╭─ GIVEN DATA

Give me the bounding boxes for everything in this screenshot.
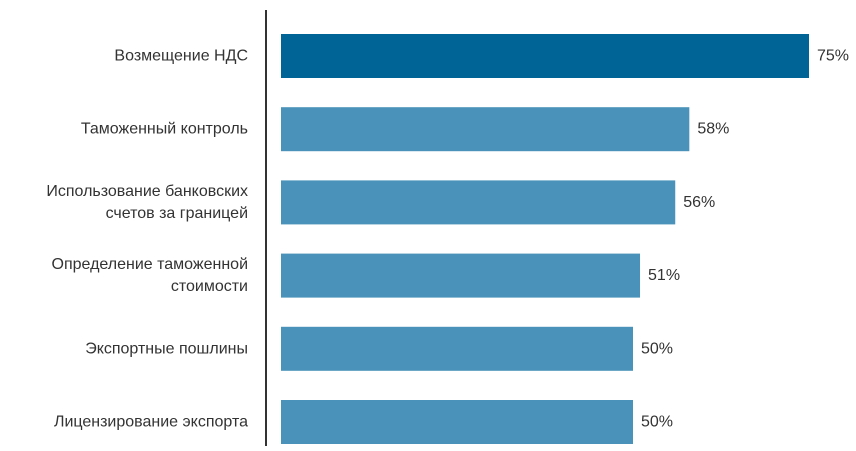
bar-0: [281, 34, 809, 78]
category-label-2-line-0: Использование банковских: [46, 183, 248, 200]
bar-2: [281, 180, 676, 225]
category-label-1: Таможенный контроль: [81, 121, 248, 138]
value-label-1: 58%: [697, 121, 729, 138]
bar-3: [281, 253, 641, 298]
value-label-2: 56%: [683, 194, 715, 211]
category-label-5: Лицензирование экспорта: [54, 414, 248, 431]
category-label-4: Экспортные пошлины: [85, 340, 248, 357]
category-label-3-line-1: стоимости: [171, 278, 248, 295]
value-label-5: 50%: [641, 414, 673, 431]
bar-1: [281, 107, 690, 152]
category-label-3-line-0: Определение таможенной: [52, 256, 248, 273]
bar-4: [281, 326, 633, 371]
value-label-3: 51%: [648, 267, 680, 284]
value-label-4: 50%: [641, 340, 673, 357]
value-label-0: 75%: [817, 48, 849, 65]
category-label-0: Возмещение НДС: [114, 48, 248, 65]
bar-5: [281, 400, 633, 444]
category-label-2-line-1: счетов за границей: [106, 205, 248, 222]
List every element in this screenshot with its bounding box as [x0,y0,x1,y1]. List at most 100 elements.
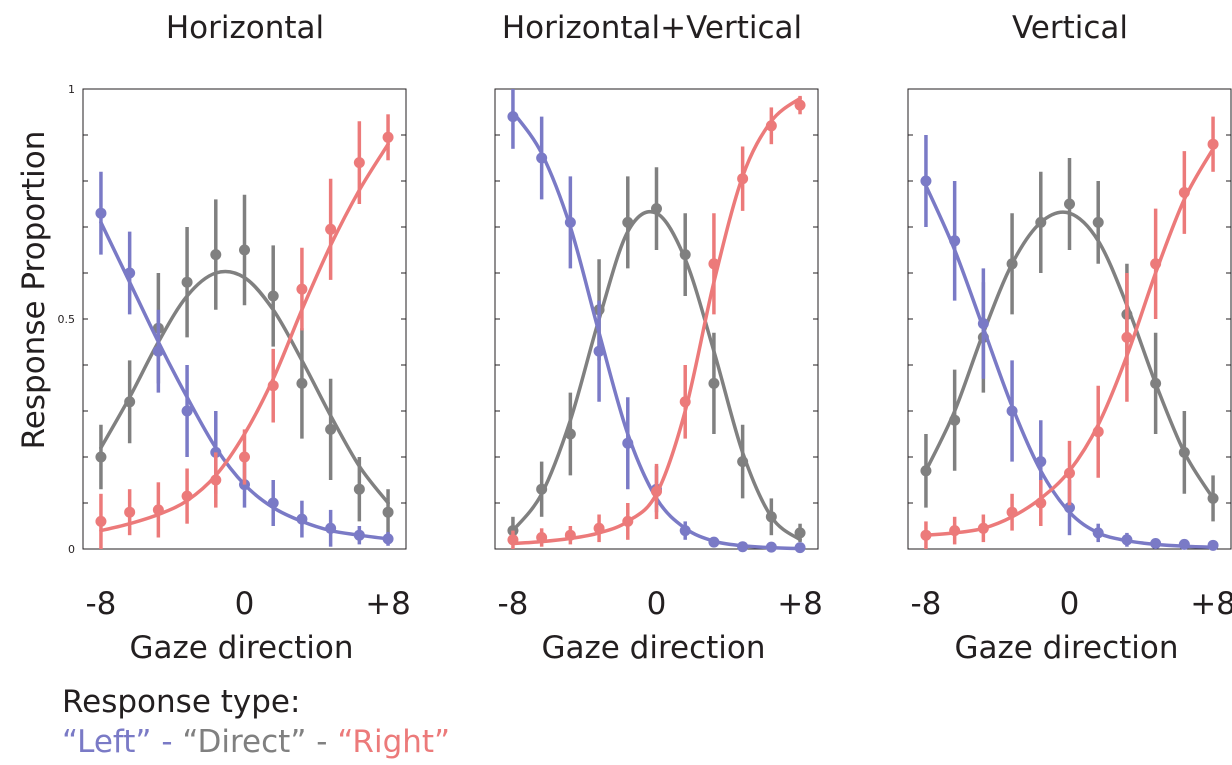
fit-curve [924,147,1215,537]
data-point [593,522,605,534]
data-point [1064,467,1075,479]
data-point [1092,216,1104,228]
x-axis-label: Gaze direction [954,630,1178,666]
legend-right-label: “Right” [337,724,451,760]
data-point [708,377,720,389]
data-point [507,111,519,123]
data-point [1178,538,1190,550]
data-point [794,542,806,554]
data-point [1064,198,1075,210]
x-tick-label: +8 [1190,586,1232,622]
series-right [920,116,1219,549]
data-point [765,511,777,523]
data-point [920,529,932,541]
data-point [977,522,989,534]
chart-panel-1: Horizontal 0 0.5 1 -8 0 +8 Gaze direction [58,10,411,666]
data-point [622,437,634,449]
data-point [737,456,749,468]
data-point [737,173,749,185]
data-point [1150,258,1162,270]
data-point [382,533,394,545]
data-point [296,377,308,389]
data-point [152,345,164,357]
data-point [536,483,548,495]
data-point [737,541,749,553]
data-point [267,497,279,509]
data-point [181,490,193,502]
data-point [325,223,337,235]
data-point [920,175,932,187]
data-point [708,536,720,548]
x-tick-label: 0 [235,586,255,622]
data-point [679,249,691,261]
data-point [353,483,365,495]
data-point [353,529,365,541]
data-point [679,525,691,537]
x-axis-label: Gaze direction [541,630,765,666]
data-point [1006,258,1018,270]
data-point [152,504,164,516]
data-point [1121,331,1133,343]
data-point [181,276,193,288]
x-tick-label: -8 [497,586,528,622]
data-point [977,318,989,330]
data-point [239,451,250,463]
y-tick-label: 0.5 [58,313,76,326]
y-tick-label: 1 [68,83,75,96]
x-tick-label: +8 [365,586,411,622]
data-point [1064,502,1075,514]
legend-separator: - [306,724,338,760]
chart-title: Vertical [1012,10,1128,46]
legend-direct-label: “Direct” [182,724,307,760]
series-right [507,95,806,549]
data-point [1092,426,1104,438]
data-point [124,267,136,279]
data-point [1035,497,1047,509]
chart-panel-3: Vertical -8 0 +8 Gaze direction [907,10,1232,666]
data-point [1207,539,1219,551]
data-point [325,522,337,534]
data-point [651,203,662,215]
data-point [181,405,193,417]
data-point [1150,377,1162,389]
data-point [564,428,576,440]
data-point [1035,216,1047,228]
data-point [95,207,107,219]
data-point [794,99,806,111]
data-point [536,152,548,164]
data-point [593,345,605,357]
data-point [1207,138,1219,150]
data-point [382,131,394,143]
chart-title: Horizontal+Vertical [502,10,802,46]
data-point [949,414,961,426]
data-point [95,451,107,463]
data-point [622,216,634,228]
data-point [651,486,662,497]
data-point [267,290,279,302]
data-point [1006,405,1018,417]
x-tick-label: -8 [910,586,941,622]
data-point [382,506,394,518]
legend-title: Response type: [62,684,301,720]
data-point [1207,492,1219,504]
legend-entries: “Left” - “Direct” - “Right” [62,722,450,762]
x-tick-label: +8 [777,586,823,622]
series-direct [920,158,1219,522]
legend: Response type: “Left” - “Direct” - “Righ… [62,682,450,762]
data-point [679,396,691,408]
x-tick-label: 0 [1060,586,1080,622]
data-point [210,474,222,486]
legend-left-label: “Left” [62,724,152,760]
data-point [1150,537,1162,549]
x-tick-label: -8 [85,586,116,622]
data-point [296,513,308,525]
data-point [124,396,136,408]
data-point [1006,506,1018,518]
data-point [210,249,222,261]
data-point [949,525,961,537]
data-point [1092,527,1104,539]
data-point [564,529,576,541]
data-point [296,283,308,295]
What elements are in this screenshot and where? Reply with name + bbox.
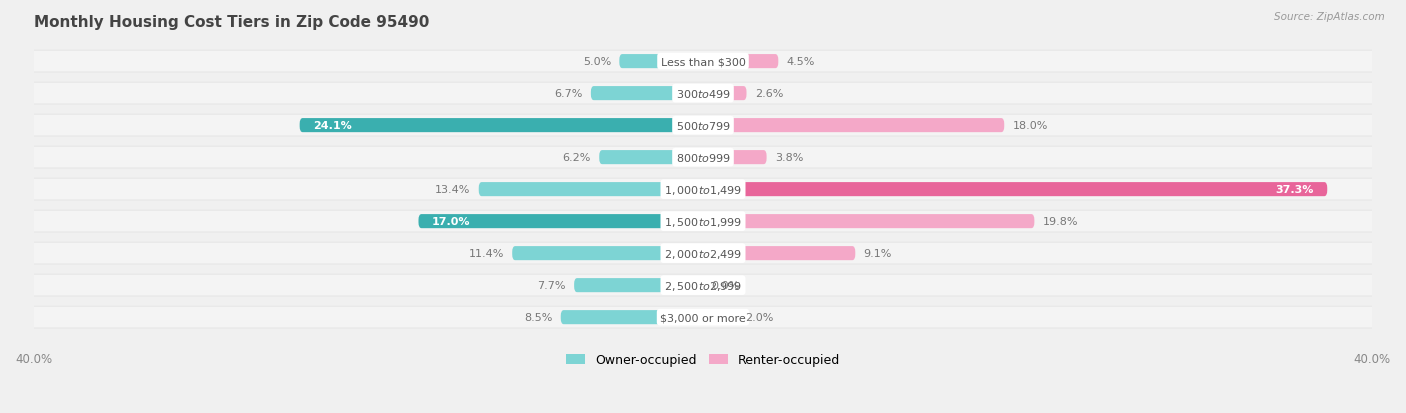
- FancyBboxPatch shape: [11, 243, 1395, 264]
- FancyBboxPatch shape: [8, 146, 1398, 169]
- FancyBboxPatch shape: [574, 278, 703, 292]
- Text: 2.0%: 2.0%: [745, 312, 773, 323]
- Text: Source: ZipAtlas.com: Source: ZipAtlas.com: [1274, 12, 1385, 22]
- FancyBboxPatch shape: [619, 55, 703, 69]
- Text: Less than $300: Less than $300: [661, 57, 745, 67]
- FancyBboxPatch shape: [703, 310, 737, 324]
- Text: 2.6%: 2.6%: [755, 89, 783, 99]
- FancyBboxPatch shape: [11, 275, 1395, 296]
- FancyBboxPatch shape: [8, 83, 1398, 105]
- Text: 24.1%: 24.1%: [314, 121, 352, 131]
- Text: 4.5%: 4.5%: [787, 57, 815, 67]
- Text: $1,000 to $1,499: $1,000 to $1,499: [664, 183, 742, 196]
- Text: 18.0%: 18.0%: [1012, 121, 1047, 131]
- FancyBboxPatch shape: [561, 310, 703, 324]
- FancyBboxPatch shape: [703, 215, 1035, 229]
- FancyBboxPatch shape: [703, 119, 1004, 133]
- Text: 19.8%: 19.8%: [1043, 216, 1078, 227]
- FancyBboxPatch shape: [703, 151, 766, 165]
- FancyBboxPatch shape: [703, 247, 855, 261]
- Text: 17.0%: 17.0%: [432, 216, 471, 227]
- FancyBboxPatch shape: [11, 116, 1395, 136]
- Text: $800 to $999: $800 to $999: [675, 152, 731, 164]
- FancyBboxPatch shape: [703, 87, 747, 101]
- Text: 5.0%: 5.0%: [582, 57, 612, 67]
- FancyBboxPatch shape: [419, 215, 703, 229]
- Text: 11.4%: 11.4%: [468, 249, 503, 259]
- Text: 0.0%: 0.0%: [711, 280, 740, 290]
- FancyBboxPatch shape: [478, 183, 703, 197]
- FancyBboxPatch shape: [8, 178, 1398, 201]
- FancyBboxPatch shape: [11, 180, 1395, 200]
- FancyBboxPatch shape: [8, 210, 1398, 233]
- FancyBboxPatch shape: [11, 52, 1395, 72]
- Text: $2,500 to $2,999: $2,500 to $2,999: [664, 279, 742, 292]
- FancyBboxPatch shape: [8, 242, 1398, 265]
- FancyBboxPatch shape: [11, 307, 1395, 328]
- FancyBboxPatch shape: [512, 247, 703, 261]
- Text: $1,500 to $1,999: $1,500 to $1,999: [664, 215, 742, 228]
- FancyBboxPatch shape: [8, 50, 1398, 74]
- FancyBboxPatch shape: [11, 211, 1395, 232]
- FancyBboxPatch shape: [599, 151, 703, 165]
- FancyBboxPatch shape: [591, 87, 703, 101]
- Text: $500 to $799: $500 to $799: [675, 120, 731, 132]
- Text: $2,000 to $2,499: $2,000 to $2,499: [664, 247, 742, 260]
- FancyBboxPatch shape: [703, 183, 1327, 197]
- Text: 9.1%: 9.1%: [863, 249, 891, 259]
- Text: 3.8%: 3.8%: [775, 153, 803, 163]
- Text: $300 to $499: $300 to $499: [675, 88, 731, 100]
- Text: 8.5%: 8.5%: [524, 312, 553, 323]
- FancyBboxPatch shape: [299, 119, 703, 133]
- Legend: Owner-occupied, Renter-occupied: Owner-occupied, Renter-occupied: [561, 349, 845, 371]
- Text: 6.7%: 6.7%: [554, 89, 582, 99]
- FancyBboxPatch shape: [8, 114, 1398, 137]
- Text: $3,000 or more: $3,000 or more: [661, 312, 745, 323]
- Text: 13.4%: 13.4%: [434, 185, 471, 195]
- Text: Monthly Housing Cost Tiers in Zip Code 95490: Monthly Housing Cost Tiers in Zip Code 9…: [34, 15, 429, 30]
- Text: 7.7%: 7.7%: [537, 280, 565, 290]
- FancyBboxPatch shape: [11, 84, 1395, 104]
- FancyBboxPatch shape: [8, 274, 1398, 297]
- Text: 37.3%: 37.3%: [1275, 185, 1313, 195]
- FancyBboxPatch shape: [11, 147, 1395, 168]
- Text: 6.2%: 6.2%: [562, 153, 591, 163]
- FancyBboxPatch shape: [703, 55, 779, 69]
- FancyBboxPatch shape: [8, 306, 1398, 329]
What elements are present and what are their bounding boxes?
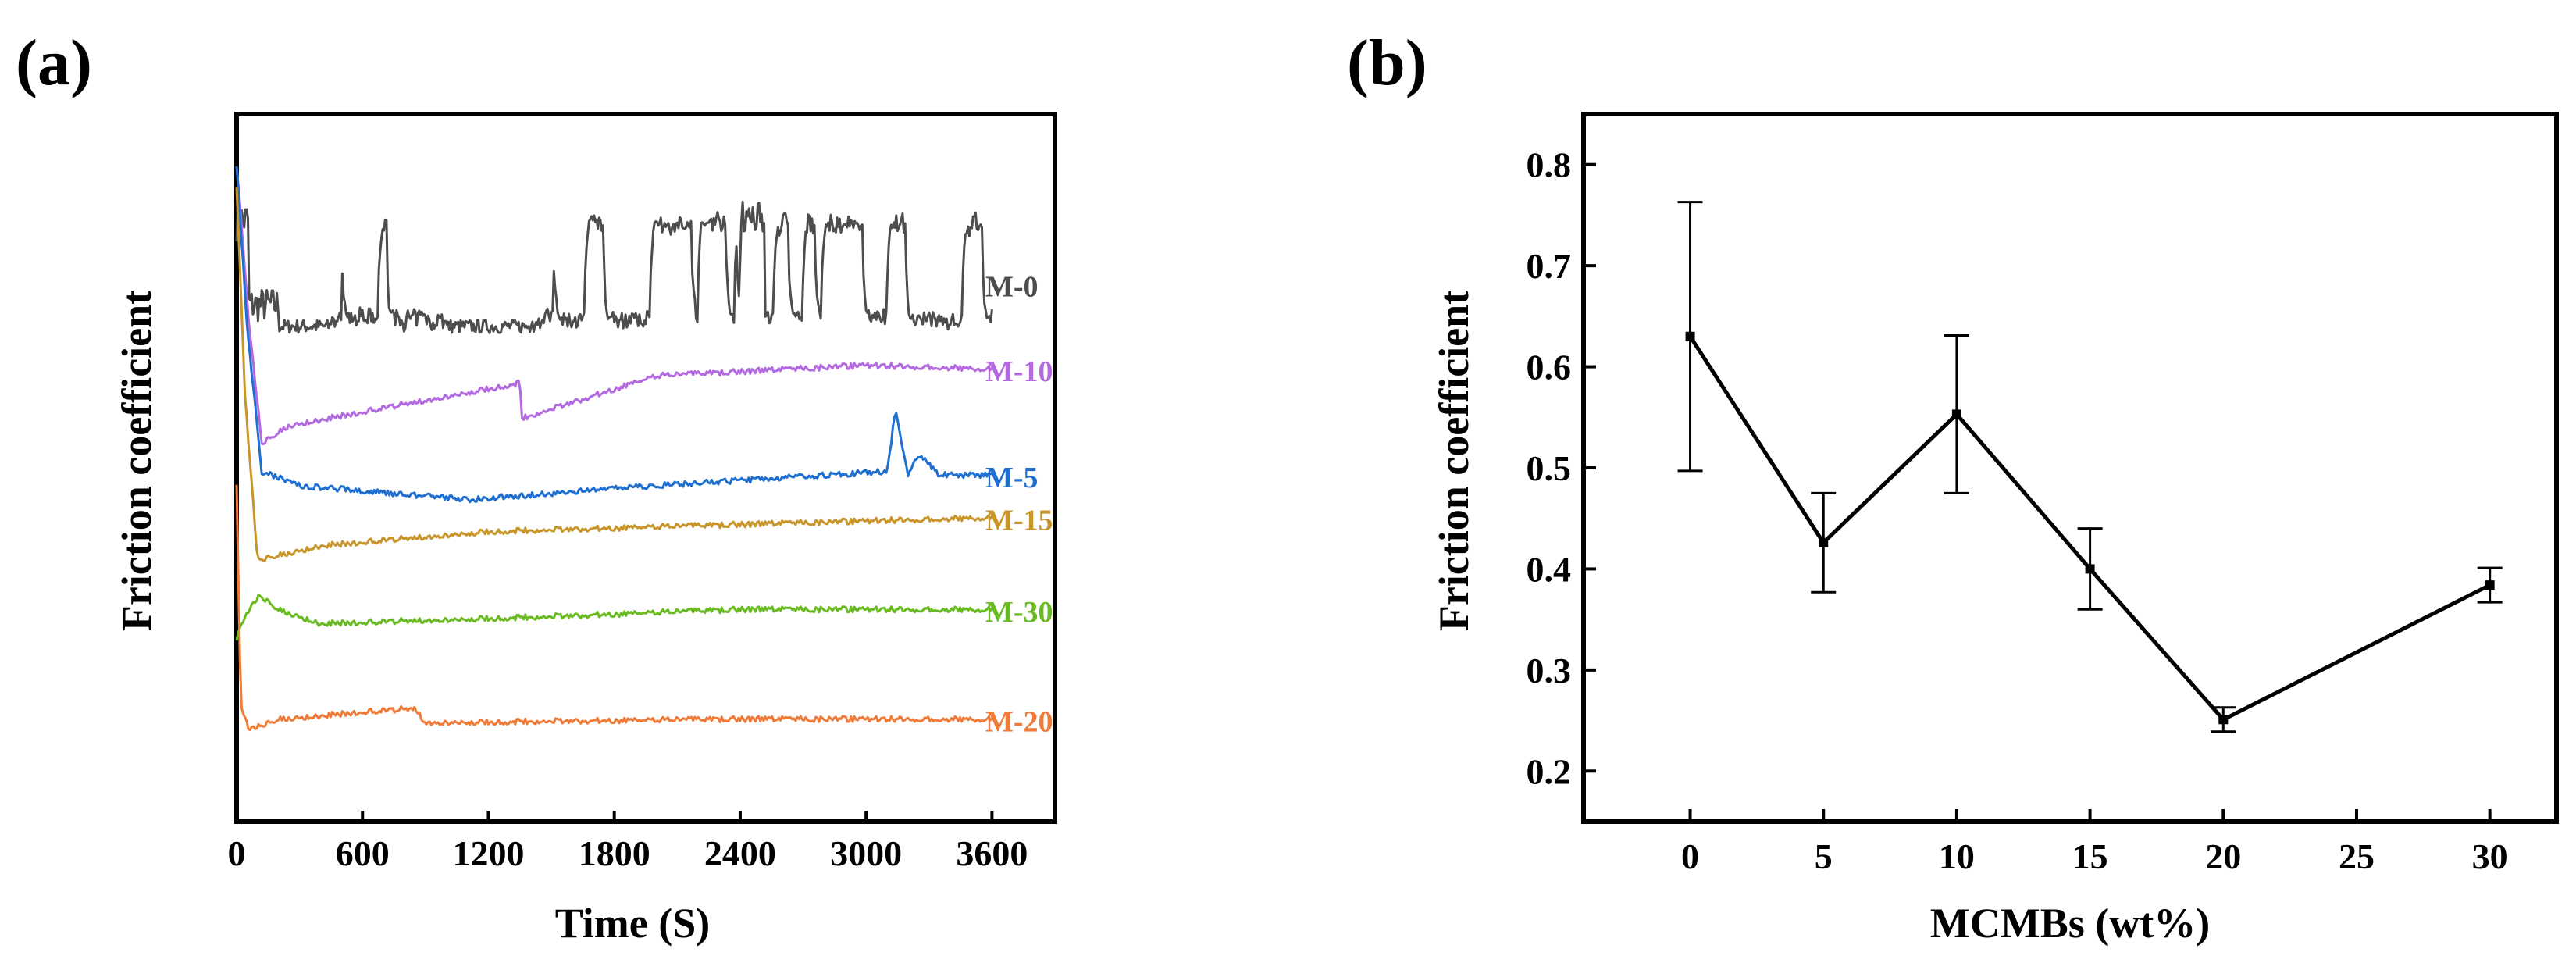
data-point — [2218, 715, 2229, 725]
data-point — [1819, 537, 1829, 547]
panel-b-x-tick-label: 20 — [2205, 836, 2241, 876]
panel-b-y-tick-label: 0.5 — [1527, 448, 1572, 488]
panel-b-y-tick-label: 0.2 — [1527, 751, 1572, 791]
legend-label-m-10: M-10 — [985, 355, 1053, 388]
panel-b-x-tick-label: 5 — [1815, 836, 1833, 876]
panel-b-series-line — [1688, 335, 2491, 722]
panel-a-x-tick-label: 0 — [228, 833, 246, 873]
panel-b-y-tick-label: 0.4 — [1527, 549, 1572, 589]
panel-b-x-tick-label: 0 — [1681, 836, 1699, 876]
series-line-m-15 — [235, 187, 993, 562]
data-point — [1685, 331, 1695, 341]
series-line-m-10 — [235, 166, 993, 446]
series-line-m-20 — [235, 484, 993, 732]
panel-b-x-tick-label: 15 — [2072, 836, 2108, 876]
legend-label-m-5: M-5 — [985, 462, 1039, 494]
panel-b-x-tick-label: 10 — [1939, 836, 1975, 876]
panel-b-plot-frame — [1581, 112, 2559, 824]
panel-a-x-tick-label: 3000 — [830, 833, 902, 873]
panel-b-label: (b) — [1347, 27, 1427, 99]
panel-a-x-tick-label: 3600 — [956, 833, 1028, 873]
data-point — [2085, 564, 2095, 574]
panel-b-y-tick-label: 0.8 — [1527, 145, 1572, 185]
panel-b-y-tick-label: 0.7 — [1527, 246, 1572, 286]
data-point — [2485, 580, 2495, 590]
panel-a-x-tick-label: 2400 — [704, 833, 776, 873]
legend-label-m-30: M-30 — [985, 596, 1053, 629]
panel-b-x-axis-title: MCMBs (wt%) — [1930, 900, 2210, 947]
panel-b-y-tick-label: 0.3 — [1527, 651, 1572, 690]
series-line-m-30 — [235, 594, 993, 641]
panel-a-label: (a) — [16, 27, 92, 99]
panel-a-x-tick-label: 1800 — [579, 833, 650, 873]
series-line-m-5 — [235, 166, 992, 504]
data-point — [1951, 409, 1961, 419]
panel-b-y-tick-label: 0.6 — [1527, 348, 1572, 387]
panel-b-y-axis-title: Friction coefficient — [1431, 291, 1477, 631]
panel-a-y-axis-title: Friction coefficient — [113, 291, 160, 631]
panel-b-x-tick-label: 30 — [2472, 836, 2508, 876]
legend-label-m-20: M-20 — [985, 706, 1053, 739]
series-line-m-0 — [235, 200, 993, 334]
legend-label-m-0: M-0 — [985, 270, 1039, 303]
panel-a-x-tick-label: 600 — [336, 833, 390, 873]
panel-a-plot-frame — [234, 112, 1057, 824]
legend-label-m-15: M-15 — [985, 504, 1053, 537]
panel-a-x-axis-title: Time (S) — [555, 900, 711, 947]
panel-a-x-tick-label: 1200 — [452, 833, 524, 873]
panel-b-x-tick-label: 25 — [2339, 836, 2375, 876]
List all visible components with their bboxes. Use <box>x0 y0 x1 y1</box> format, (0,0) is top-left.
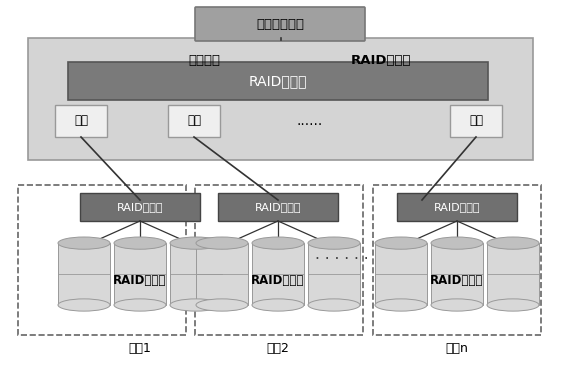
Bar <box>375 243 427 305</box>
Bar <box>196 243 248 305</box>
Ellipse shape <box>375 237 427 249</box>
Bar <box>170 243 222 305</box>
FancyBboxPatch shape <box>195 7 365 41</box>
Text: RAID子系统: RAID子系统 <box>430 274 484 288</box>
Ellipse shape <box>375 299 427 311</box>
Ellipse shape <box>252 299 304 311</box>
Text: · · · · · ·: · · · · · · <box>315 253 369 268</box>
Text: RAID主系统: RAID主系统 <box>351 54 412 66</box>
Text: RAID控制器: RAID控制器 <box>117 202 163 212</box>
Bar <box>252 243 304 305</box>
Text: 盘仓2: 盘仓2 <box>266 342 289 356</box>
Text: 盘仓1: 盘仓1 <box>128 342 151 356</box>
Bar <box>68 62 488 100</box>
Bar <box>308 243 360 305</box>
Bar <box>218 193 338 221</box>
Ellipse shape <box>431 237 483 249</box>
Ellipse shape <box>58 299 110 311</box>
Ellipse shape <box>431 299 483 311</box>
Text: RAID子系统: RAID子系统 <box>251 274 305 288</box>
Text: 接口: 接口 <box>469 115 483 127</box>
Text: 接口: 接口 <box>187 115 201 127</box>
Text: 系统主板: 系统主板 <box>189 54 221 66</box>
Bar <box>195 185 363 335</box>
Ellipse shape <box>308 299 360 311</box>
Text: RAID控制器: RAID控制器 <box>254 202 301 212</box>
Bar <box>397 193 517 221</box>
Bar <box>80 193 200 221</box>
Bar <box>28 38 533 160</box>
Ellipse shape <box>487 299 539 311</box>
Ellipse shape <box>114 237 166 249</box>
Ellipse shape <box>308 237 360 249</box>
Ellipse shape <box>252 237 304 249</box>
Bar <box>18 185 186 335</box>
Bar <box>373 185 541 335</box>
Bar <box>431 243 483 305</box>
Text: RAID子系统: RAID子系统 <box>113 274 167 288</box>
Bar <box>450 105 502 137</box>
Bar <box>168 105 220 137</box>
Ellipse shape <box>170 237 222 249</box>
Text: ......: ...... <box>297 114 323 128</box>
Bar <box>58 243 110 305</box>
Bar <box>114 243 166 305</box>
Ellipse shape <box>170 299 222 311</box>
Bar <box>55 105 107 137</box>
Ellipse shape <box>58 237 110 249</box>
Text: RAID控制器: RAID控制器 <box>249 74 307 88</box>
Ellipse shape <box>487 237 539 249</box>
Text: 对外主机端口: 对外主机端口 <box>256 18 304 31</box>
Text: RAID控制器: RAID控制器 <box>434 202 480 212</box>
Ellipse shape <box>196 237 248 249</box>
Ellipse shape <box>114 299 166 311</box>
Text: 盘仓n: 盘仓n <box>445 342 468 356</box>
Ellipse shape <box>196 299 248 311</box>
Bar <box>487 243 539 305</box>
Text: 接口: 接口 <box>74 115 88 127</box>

╰─

PROBLEM DETAILS. Swap "data-point" for "marker" in the records, starting at the line that contains "data-point — [2218, 715, 2229, 725]" and ending at the line that contains "panel-b-y-tick-label: 0.8 —", and write out those lines with nothing else changed.

SOLUTION TO THE PROBLEM.
marker — [2218, 715, 2229, 725]
marker — [1819, 537, 1829, 547]
panel-b-x-tick-label: 20 — [2205, 836, 2241, 876]
panel-b-y-tick-label: 0.5 — [1527, 448, 1572, 488]
panel-b-y-tick-label: 0.2 — [1527, 751, 1572, 791]
legend-label-m-10: M-10 — [985, 355, 1053, 388]
panel-b-x-tick-label: 5 — [1815, 836, 1833, 876]
panel-b-series-line — [1688, 335, 2491, 722]
panel-a-x-tick-label: 0 — [228, 833, 246, 873]
panel-b-y-tick-label: 0.4 — [1527, 549, 1572, 589]
panel-b-x-tick-label: 0 — [1681, 836, 1699, 876]
series-line-m-15 — [235, 187, 993, 562]
marker — [1685, 331, 1695, 341]
series-line-m-10 — [235, 166, 993, 446]
series-line-m-20 — [235, 484, 993, 732]
panel-b-x-tick-label: 15 — [2072, 836, 2108, 876]
legend-label-m-5: M-5 — [985, 462, 1039, 494]
panel-b-x-tick-label: 10 — [1939, 836, 1975, 876]
panel-b-plot-frame — [1581, 112, 2559, 824]
panel-a-x-tick-label: 3000 — [830, 833, 902, 873]
panel-b-label: (b) — [1347, 27, 1427, 99]
panel-a-x-tick-label: 3600 — [956, 833, 1028, 873]
marker — [2085, 564, 2095, 574]
panel-b-y-tick-label: 0.8 — [1527, 145, 1572, 185]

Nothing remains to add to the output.